## [Your instructions]
Extend the article below about Iowa farmer Dwight Dial and his conservation practices, picking up right after its last sentence about cover crops.

## [Given passage]
▬▬▬▬▬▬

This article appeared in Farm News on Oct. 26, 2020. Teresa Hoffman contributed to this article.
Dwight Dial knows that sustainability has many meanings, depending on whom you ask. To him, being sustainable means being able to answer a simple, but critical question: “Will I be able to farm next year?”
This question has guided Dwight through many chapters of new practices, conservation, and innovation during his farming career. Today, he plants cover crops, does no-till, and has established grassed waterways and wetland on his land, among other things. But the path to where he is now was forged one practical decision at a time.
After growing up on the family farm in Lake City, Iowa, Dwight ended up at Iowa State University studying agriculture education. In the early 1970s, he took his degree and taught for a few years in a small school in eastern Iowa. While he was there, he saw no-till being implemented in the area’s rolling ground. At the time, no-till was an emerging practice, and Dwight had never seen anything like it. He was intrigued, and the memory stayed with him.
In the spring of 1978, Dwight returned home, and began farming on his own.
He picked a good time to start.
“In those early years, the ag economy was really booming,” he said.
But by 1980, it was crashing and, after accumulating debt, Dwight needed to find a way to control costs.
“My dad and I started to look at what we were doing and I told him it wasn’t [economically] sustainable,” he said. “I crunched some figures and tried to figure out what we were going to do.”
Dwight’s memories of seeing no-till in eastern Iowa were still in the back of his mind. So when they had a particularly wet spring, he decided to give the practice a try in the best way he could.
“There were corn stalks and I couldn’t get into it and disc it up,” he said. “So, I suggested we call the co-op have them hook up a fertilizer buggy and scatter beans on top of the ground and I would go over and disc them in [later].”
His father was unsettled by the idea, to which Dwight replied, “what other choice do we have right now?” Ultimately, the soybeans came in, canopied early, and they had a good crop.
As Dwight and his father continued with the practice, and eventually bought a new drill, they became known locally as “trash farmers” because they stopped tilling in the crop residue from the previous year. But Dwight didn’t let the comments bother him.
Years later, as he manages the farm on his own, Dwight believes if making a field “pretty” doesn’t let him be sustainable, he’s not going to do it.
“There are a lot of farmers now [whose] fathers before them cared about aesthetics, but this next generation understands where we’re going with this to be sustainable,” he said. “With the way the ag economy is going today, you have to do that.”
Today, Dwight’s fields still turn heads, this time for his use of cover crops. After establishing a cover crop of rye in the fall, Dwight will plant directly into the field of living rye in the spring, and then spray herbicides to kill it off. The rye will die down, form a mulch, and then hold down weed pressure. The farmer is currently getting cost share to help with the costs of planting cover crops. But even after that finishes, he will continue the practice because it has proven to be economical.

▬▬▬▬▬▬

## [Provided material]
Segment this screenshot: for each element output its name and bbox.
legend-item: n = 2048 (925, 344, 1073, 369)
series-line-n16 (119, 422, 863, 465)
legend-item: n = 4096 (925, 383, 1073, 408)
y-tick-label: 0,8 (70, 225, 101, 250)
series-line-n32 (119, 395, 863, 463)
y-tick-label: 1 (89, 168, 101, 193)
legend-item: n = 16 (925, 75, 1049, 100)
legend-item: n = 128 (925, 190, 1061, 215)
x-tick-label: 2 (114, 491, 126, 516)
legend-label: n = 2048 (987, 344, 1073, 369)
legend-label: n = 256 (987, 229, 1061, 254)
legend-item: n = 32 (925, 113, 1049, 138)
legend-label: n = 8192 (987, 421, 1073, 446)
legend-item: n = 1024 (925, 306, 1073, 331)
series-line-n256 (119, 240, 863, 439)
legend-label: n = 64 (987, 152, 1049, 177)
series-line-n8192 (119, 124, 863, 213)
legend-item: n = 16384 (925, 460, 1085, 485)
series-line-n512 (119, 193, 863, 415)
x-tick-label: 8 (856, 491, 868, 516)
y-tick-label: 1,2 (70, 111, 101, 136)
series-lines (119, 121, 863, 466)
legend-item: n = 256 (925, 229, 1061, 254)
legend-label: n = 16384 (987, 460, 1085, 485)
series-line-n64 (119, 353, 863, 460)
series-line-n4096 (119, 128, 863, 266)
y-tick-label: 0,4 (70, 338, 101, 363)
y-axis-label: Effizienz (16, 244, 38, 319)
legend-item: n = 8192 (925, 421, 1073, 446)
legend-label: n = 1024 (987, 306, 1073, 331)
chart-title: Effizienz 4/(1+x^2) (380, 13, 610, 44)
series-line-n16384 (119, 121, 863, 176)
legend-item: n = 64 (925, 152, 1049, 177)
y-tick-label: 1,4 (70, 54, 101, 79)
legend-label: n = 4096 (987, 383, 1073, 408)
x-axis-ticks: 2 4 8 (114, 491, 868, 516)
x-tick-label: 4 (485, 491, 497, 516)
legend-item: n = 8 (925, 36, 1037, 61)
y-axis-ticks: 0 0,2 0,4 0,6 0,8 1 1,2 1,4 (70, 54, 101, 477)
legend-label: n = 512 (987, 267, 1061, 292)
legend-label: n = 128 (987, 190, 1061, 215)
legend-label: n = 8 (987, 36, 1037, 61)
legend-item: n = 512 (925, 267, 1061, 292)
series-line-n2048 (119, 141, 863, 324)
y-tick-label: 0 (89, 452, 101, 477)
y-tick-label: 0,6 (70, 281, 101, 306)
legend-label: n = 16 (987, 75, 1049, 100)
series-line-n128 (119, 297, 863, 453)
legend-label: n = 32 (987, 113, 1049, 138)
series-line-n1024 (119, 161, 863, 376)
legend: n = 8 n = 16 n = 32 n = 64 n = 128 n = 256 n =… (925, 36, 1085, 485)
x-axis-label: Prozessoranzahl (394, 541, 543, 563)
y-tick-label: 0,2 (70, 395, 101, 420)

▬▬▬▬▬▬

## [Task answer]
“I’ve cut out one herbicide in corn and beans because of it, which is really about equal to what you’d be spending on the cover crop,” he said.
Dwight has also participated in Natural Resources Conservation Service (NRCS) programs, such as the Conservation Stewardship Program (CSP), which provides technical and financial assistance to help producers enhance conservation on their operations over five-year contracts.
With CSP, he has conducted soil testing, fertility testing, crop tissue testing, and created wildlife habitat. The soil testing indicated that his soil organic matter is quite high, more than 7 percent, confirming what Dwight has long known—his practices have an impact on soil health.
Working closely with NRCS staff, Dwight has also implemented grassed waterways, and turned a portion of ground into a wetland, among other projects.
Another recent undertaking has been installing solar panels on his hog barns. Using federal grant funds, tax incentives, and smart shopping, Dwight has found a way to make solar work for his operation. Before installing the panels, his summer electricity bills frequently exceeded $700 per month. Now, he’s paying about $15 per month.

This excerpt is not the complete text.